- WHAT IS BEING ASKED
Copy the records below exactly, omitting any pictures they contain.

- GIVEN DATA
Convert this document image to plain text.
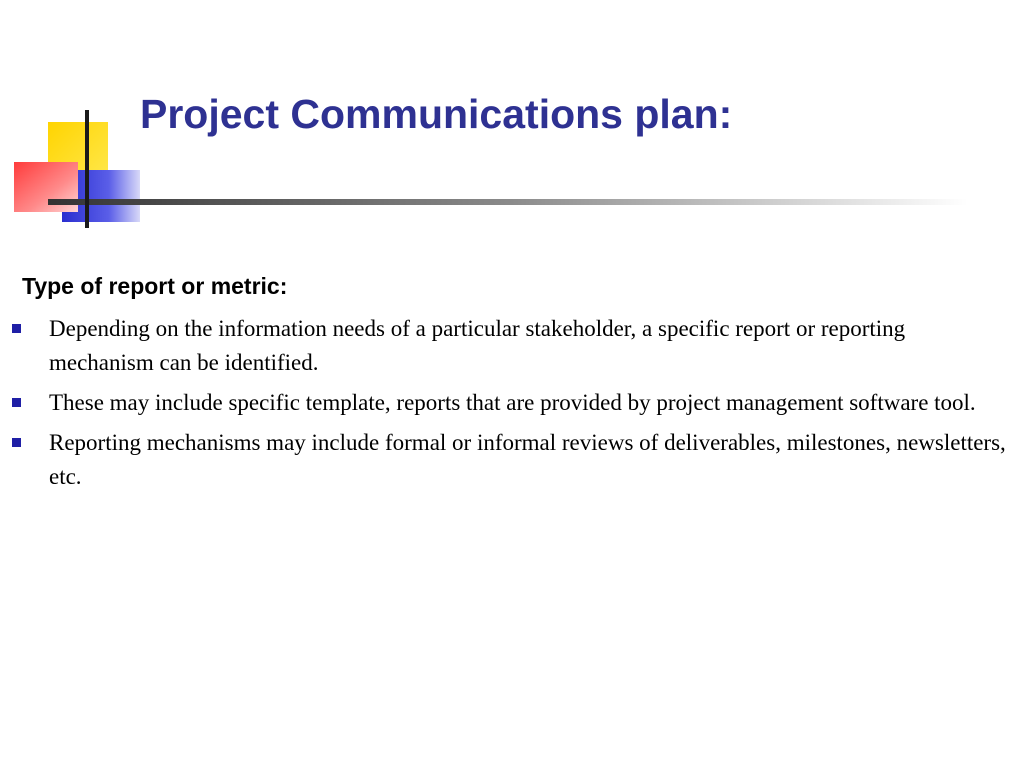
Project Communications plan:
Type of report or metric:
Depending on the information needs of a particular stakeholder, a specific report or reporting mechanism can be identified.
These may include specific template, reports that are provided by project management software tool.
Reporting mechanisms may include formal or informal reviews of deliverables, milestones, newsletters, etc.
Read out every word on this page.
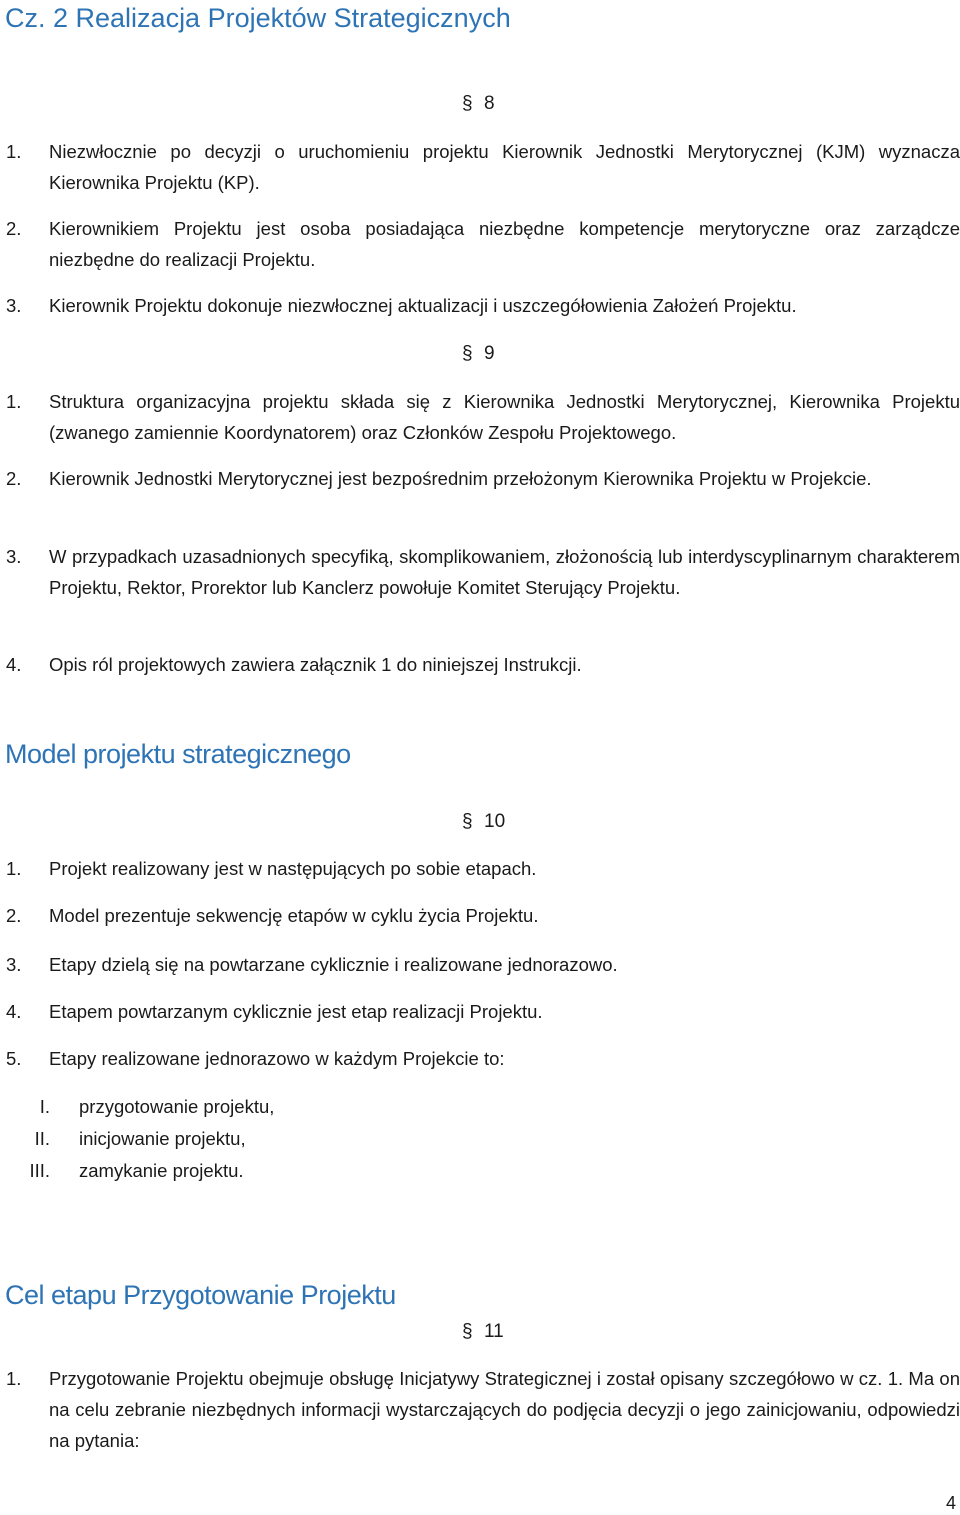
Cz. 2 Realizacja Projektów Strategicznych
§ 8
1. Niezwłocznie po decyzji o uruchomieniu projektu Kierownik Jednostki Merytorycznej (KJM) wyznacza Kierownika Projektu (KP).
2. Kierownikiem Projektu jest osoba posiadająca niezbędne kompetencje merytoryczne oraz zarządcze niezbędne do realizacji Projektu.
3. Kierownik Projektu dokonuje niezwłocznej aktualizacji i uszczegółowienia Założeń Projektu.
§ 9
1. Struktura organizacyjna projektu składa się z Kierownika Jednostki Merytorycznej, Kierownika Projektu (zwanego zamiennie Koordynatorem) oraz Członków Zespołu Projektowego.
2. Kierownik Jednostki Merytorycznej jest bezpośrednim przełożonym Kierownika Projektu w Projekcie.
3. W przypadkach uzasadnionych specyfiką, skomplikowaniem, złożonością lub interdyscyplinarnym charakterem Projektu, Rektor, Prorektor lub Kanclerz powołuje Komitet Sterujący Projektu.
4. Opis ról projektowych zawiera załącznik 1 do niniejszej Instrukcji.
Model projektu strategicznego
§ 10
1. Projekt realizowany jest w następujących po sobie etapach.
2. Model prezentuje sekwencję etapów w cyklu życia Projektu.
3. Etapy dzielą się na powtarzane cyklicznie i realizowane jednorazowo.
4. Etapem powtarzanym cyklicznie jest etap realizacji Projektu.
5. Etapy realizowane jednorazowo w każdym Projekcie to:
I. przygotowanie projektu,
II. inicjowanie projektu,
III. zamykanie projektu.
Cel etapu Przygotowanie Projektu
§ 11
1. Przygotowanie Projektu obejmuje obsługę Inicjatywy Strategicznej i został opisany szczegółowo w cz. 1. Ma on na celu zebranie niezbędnych informacji wystarczających do podjęcia decyzji o jego zainicjowaniu, odpowiedzi na pytania:
4
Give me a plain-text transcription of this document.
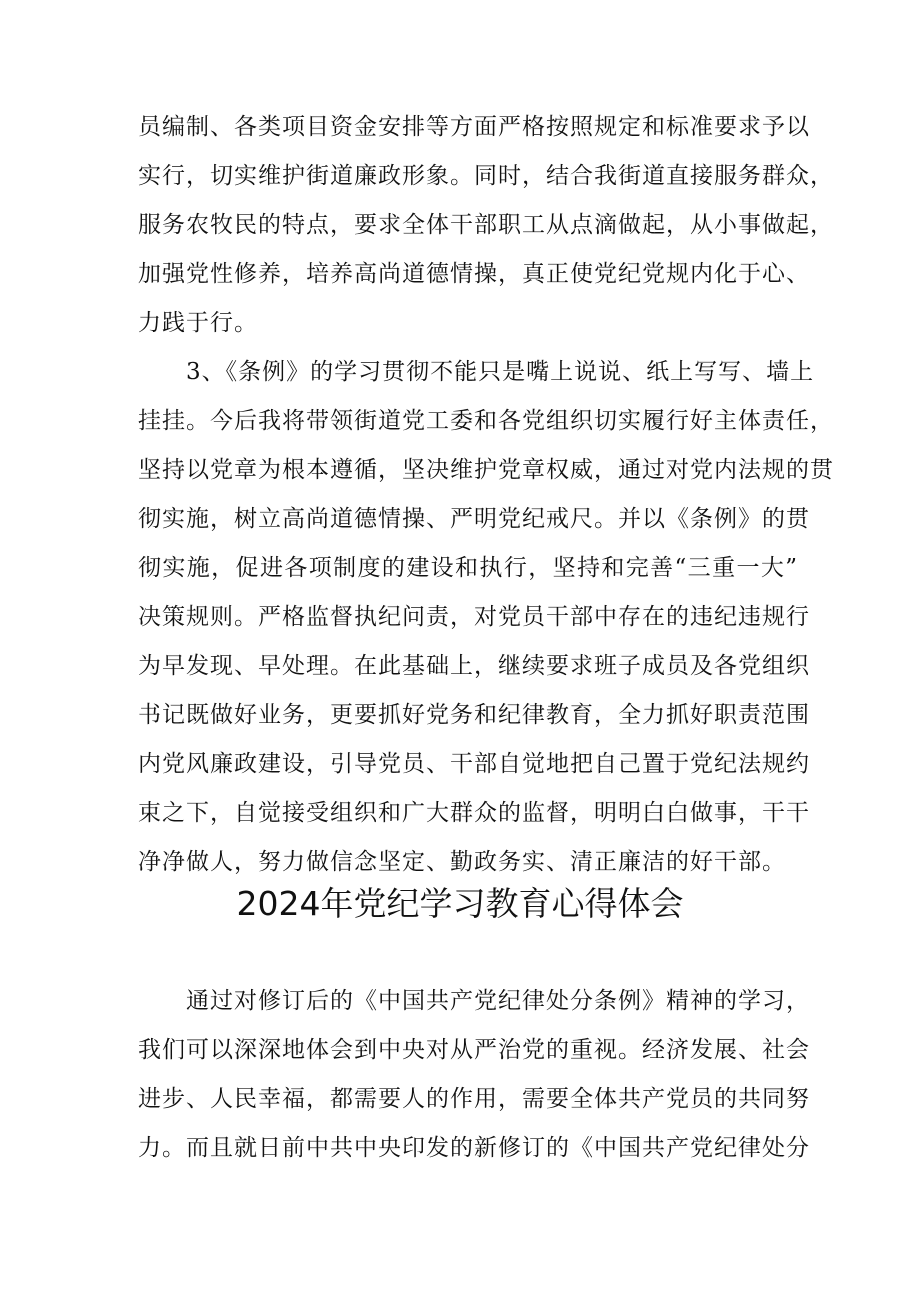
员编制、各类项目资金安排等方面严格按照规定和标准要求予以
实行，切实维护街道廉政形象。同时，结合我街道直接服务群众，
服务农牧民的特点，要求全体干部职工从点滴做起，从小事做起，
加强党性修养，培养高尚道德情操，真正使党纪党规内化于心、
力践于行。
3、《条例》的学习贯彻不能只是嘴上说说、纸上写写、墙上
挂挂。今后我将带领街道党工委和各党组织切实履行好主体责任，
坚持以党章为根本遵循，坚决维护党章权威，通过对党内法规的贯
彻实施，树立高尚道德情操、严明党纪戒尺。并以《条例》的贯
彻实施，促进各项制度的建设和执行，坚持和完善“三重一大”
决策规则。严格监督执纪问责，对党员干部中存在的违纪违规行
为早发现、早处理。在此基础上，继续要求班子成员及各党组织
书记既做好业务，更要抓好党务和纪律教育，全力抓好职责范围
内党风廉政建设，引导党员、干部自觉地把自己置于党纪法规约
束之下，自觉接受组织和广大群众的监督，明明白白做事，干干
净净做人，努力做信念坚定、勤政务实、清正廉洁的好干部。
2024年党纪学习教育心得体会
通过对修订后的《中国共产党纪律处分条例》精神的学习，
我们可以深深地体会到中央对从严治党的重视。经济发展、社会
进步、人民幸福，都需要人的作用，需要全体共产党员的共同努
力。而且就日前中共中央印发的新修订的《中国共产党纪律处分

- EXERCISE SOLUTION
Convert this document image to plain text.
Project Communications plan:
Type of report or metric:
Depending on the information needs of a particular stakeholder, a specific report or reporting mechanism can be identified.
These may include specific template, reports that are provided by project management software tool.
Reporting mechanisms may include formal or informal reviews of deliverables, milestones, newsletters, etc.
Read out every word on this page.
Cz. 2 Realizacja Projektów Strategicznych
§ 8
1. Niezwłocznie po decyzji o uruchomieniu projektu Kierownik Jednostki Merytorycznej (KJM) wyznacza Kierownika Projektu (KP).
2. Kierownikiem Projektu jest osoba posiadająca niezbędne kompetencje merytoryczne oraz zarządcze niezbędne do realizacji Projektu.
3. Kierownik Projektu dokonuje niezwłocznej aktualizacji i uszczegółowienia Założeń Projektu.
§ 9
1. Struktura organizacyjna projektu składa się z Kierownika Jednostki Merytorycznej, Kierownika Projektu (zwanego zamiennie Koordynatorem) oraz Członków Zespołu Projektowego.
2. Kierownik Jednostki Merytorycznej jest bezpośrednim przełożonym Kierownika Projektu w Projekcie.
3. W przypadkach uzasadnionych specyfiką, skomplikowaniem, złożonością lub interdyscyplinarnym charakterem Projektu, Rektor, Prorektor lub Kanclerz powołuje Komitet Sterujący Projektu.
4. Opis ról projektowych zawiera załącznik 1 do niniejszej Instrukcji.
Model projektu strategicznego
§ 10
1. Projekt realizowany jest w następujących po sobie etapach.
2. Model prezentuje sekwencję etapów w cyklu życia Projektu.
3. Etapy dzielą się na powtarzane cyklicznie i realizowane jednorazowo.
4. Etapem powtarzanym cyklicznie jest etap realizacji Projektu.
5. Etapy realizowane jednorazowo w każdym Projekcie to:
I. przygotowanie projektu,
II. inicjowanie projektu,
III. zamykanie projektu.
Cel etapu Przygotowanie Projektu
§ 11
1. Przygotowanie Projektu obejmuje obsługę Inicjatywy Strategicznej i został opisany szczegółowo w cz. 1. Ma on na celu zebranie niezbędnych informacji wystarczających do podjęcia decyzji o jego zainicjowaniu, odpowiedzi na pytania:
4
Give me a plain-text transcription of this document.
员编制、各类项目资金安排等方面严格按照规定和标准要求予以
实行，切实维护街道廉政形象。同时，结合我街道直接服务群众，
服务农牧民的特点，要求全体干部职工从点滴做起，从小事做起，
加强党性修养，培养高尚道德情操，真正使党纪党规内化于心、
力践于行。
3、《条例》的学习贯彻不能只是嘴上说说、纸上写写、墙上
挂挂。今后我将带领街道党工委和各党组织切实履行好主体责任，
坚持以党章为根本遵循，坚决维护党章权威，通过对党内法规的贯
彻实施，树立高尚道德情操、严明党纪戒尺。并以《条例》的贯
彻实施，促进各项制度的建设和执行，坚持和完善“三重一大”
决策规则。严格监督执纪问责，对党员干部中存在的违纪违规行
为早发现、早处理。在此基础上，继续要求班子成员及各党组织
书记既做好业务，更要抓好党务和纪律教育，全力抓好职责范围
内党风廉政建设，引导党员、干部自觉地把自己置于党纪法规约
束之下，自觉接受组织和广大群众的监督，明明白白做事，干干
净净做人，努力做信念坚定、勤政务实、清正廉洁的好干部。
2024年党纪学习教育心得体会
通过对修订后的《中国共产党纪律处分条例》精神的学习，
我们可以深深地体会到中央对从严治党的重视。经济发展、社会
进步、人民幸福，都需要人的作用，需要全体共产党员的共同努
力。而且就日前中共中央印发的新修订的《中国共产党纪律处分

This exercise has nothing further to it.